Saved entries
— begin —

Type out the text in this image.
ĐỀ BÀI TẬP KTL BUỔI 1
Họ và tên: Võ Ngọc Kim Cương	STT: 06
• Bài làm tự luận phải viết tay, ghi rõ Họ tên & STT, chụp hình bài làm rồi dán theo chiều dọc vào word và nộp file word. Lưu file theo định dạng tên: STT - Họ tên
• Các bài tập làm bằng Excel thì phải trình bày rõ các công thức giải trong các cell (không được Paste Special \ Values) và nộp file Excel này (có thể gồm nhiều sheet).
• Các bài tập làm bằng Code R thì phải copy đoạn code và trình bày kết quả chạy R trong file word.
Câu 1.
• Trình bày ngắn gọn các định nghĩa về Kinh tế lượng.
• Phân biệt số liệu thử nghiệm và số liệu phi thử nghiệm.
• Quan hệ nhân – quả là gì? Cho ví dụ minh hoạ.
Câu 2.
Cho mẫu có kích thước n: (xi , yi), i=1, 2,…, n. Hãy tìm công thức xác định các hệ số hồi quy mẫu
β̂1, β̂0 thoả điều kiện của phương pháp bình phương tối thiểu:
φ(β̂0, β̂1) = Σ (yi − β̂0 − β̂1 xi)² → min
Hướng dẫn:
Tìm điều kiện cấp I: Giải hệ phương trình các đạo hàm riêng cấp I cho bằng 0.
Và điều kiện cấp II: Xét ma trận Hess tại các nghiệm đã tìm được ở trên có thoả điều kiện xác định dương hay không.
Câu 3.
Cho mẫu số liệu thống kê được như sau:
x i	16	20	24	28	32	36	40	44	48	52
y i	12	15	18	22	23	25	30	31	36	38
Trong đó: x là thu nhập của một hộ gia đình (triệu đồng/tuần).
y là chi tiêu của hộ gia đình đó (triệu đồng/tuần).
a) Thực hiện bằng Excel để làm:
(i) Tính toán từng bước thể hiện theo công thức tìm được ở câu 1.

— end —

#### [Direction]
From the listing above, collect each line in which the string "word" appears.

#### [Full answer]
• Bài làm tự luận phải viết tay, ghi rõ Họ tên & STT, chụp hình bài làm rồi dán theo chiều dọc vào word và nộp file word. Lưu file theo định dạng tên: STT - Họ tên
• Các bài tập làm bằng Code R thì phải copy đoạn code và trình bày kết quả chạy R trong file word.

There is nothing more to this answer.